Provide an exact transcription of all the records.
--
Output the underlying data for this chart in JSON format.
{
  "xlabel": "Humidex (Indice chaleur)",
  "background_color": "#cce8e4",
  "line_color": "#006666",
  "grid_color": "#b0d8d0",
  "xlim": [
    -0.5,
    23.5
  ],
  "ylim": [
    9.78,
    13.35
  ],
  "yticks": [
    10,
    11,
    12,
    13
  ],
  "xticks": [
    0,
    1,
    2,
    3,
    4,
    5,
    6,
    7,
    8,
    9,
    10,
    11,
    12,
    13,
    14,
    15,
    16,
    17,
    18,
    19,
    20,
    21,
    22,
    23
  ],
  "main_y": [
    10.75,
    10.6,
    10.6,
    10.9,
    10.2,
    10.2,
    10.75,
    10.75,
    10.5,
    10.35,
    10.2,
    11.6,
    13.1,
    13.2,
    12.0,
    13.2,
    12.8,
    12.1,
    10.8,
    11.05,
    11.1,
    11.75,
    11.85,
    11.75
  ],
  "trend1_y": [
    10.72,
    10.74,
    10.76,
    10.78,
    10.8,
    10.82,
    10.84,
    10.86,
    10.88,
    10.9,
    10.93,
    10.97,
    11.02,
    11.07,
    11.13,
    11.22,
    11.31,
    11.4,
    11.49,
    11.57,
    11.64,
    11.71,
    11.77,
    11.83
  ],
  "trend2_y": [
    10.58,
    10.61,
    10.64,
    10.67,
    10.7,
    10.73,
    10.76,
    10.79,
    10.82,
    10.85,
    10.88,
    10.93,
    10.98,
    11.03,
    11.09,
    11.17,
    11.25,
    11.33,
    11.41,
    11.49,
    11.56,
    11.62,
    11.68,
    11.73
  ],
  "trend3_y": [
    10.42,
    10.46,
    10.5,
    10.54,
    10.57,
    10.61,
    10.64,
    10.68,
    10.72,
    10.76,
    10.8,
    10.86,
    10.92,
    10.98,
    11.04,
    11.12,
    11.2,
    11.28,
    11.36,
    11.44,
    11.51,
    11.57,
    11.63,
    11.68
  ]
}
--
# SOLUTION BELOW
Output the underlying data for this chart in JSON format.
{
  "xlabel": "Humidex (Indice chaleur)",
  "background_color": "#cce8e4",
  "line_color": "#006666",
  "grid_color": "#b0d8d0",
  "xlim": [
    -0.5,
    23.5
  ],
  "ylim": [
    9.78,
    13.35
  ],
  "yticks": [
    10,
    11,
    12,
    13
  ],
  "xticks": [
    0,
    1,
    2,
    3,
    4,
    5,
    6,
    7,
    8,
    9,
    10,
    11,
    12,
    13,
    14,
    15,
    16,
    17,
    18,
    19,
    20,
    21,
    22,
    23
  ],
  "main_y": [
    10.75,
    10.6,
    10.6,
    10.9,
    10.2,
    10.2,
    10.75,
    10.75,
    10.5,
    10.35,
    10.2,
    11.6,
    13.1,
    13.2,
    12.0,
    13.2,
    12.8,
    12.1,
    10.8,
    11.05,
    11.1,
    11.75,
    11.85,
    11.75
  ],
  "trend1_y": [
    10.72,
    10.74,
    10.76,
    10.78,
    10.8,
    10.82,
    10.84,
    10.86,
    10.88,
    10.9,
    10.93,
    10.97,
    11.02,
    11.07,
    11.13,
    11.22,
    11.31,
    11.4,
    11.49,
    11.57,
    11.64,
    11.71,
    11.77,
    11.83
  ],
  "trend2_y": [
    10.58,
    10.61,
    10.64,
    10.67,
    10.7,
    10.73,
    10.76,
    10.79,
    10.82,
    10.85,
    10.88,
    10.93,
    10.98,
    11.03,
    11.09,
    11.17,
    11.25,
    11.33,
    11.41,
    11.49,
    11.56,
    11.62,
    11.68,
    11.73
  ],
  "trend3_y": [
    10.42,
    10.46,
    10.5,
    10.54,
    10.57,
    10.61,
    10.64,
    10.68,
    10.72,
    10.76,
    10.8,
    10.86,
    10.92,
    10.98,
    11.04,
    11.12,
    11.2,
    11.28,
    11.36,
    11.44,
    11.51,
    11.57,
    11.63,
    11.68
  ]
}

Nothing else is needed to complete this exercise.